Start of Entries

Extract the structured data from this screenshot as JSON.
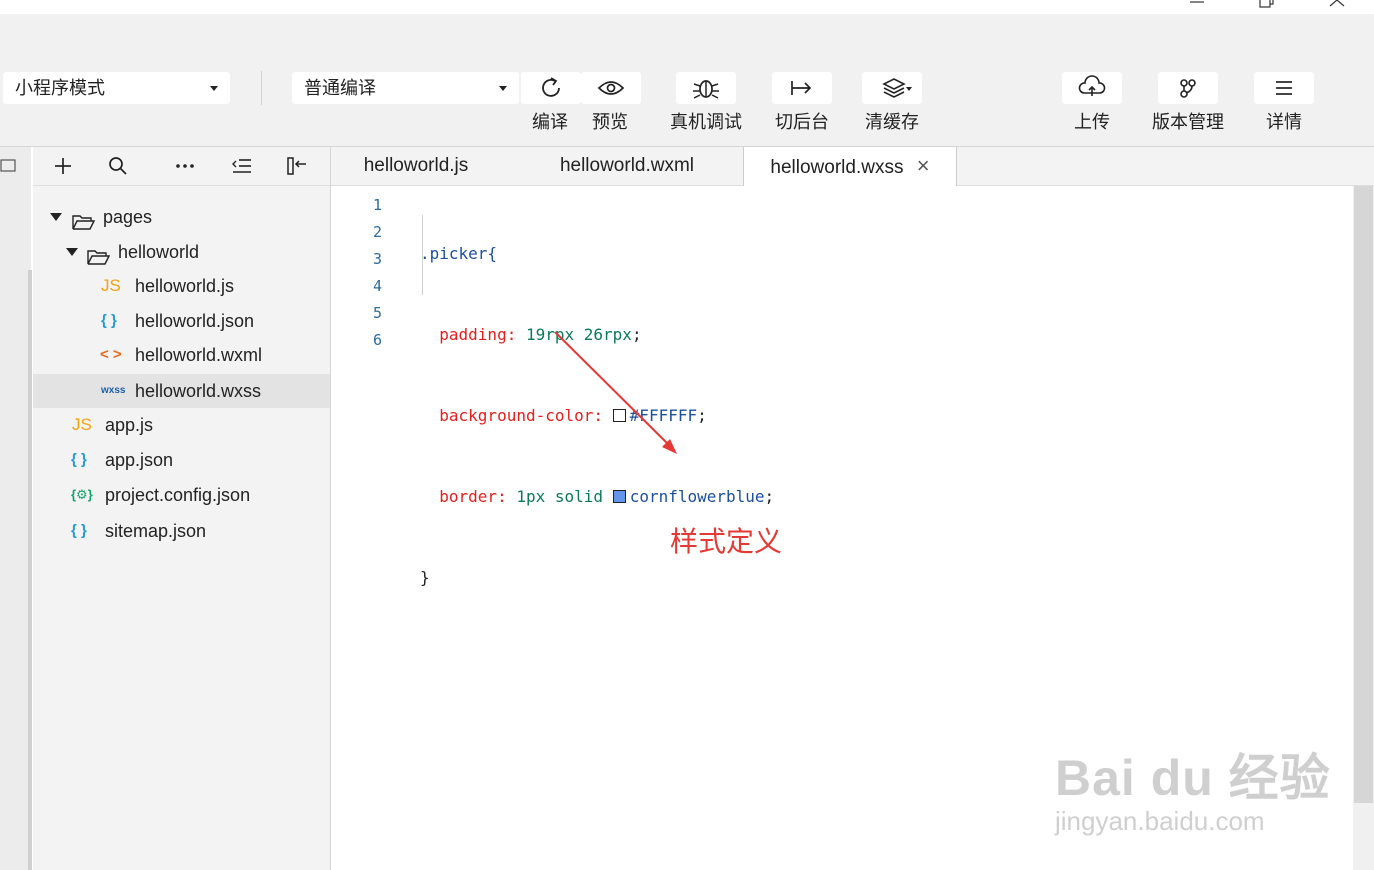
{
  "window": {
    "controls": [
      "minimize",
      "restore",
      "close"
    ]
  },
  "toolbar": {
    "mode_select": "小程序模式",
    "compile_select": "普通编译",
    "buttons": [
      {
        "label": "编译",
        "icon": "refresh-icon"
      },
      {
        "label": "预览",
        "icon": "eye-icon"
      },
      {
        "label": "真机调试",
        "icon": "bug-icon"
      },
      {
        "label": "切后台",
        "icon": "switch-background-icon"
      },
      {
        "label": "清缓存",
        "icon": "layers-icon"
      },
      {
        "label": "上传",
        "icon": "cloud-upload-icon"
      },
      {
        "label": "版本管理",
        "icon": "version-branch-icon"
      },
      {
        "label": "详情",
        "icon": "menu-lines-icon"
      }
    ]
  },
  "explorer": {
    "toolbar_icons": [
      "plus-icon",
      "search-icon",
      "more-icon",
      "outdent-icon",
      "collapse-panel-icon"
    ],
    "tree": [
      {
        "name": "pages",
        "type": "folder",
        "icon": "folder-open-icon"
      },
      {
        "name": "helloworld",
        "type": "folder",
        "icon": "folder-open-icon"
      },
      {
        "name": "helloworld.js",
        "type": "js",
        "badge": "JS"
      },
      {
        "name": "helloworld.json",
        "type": "json",
        "badge": "{ }"
      },
      {
        "name": "helloworld.wxml",
        "type": "wxml",
        "badge": "< >"
      },
      {
        "name": "helloworld.wxss",
        "type": "wxss",
        "badge": "wxss",
        "active": true
      },
      {
        "name": "app.js",
        "type": "js",
        "badge": "JS"
      },
      {
        "name": "app.json",
        "type": "json",
        "badge": "{ }"
      },
      {
        "name": "project.config.json",
        "type": "config",
        "badge": "{⚙}"
      },
      {
        "name": "sitemap.json",
        "type": "json",
        "badge": "{ }"
      }
    ]
  },
  "tabs": [
    {
      "label": "helloworld.js"
    },
    {
      "label": "helloworld.wxml"
    },
    {
      "label": "helloworld.wxss",
      "active": true,
      "close": "×"
    }
  ],
  "editor": {
    "line_numbers": [
      "1",
      "2",
      "3",
      "4",
      "5",
      "6"
    ],
    "selector": ".picker{",
    "line2_prop": "padding:",
    "line2_val": "19rpx 26rpx",
    "line3_prop": "background-color:",
    "line3_val": "#FFFFFF",
    "line3_swatch": "#FFFFFF",
    "line4_prop": "border:",
    "line4_val1": "1px solid",
    "line4_val2": "cornflowerblue",
    "line4_swatch": "#6495ED",
    "semicolon": ";",
    "close_brace": "}"
  },
  "annotation": {
    "text": "样式定义",
    "color": "#e53935"
  },
  "watermark": {
    "line1": "Bai du 经验",
    "line2": "jingyan.baidu.com"
  },
  "colors": {
    "toolbar_bg": "#f1f1f1",
    "explorer_bg": "#f3f3f3",
    "active_row": "#e3e3e3",
    "js_badge": "#f0a30a",
    "json_badge": "#1e9bd7",
    "wxml_badge": "#e8691b",
    "wxss_badge": "#1c5fa8",
    "config_badge": "#13a36f"
  }
}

End of Entries

> _What is required_
Look for lines containing the string "background" and copy them all.

> _Answer to this task_
        "icon": "switch-background-icon"
    "line3_prop": "background-color:",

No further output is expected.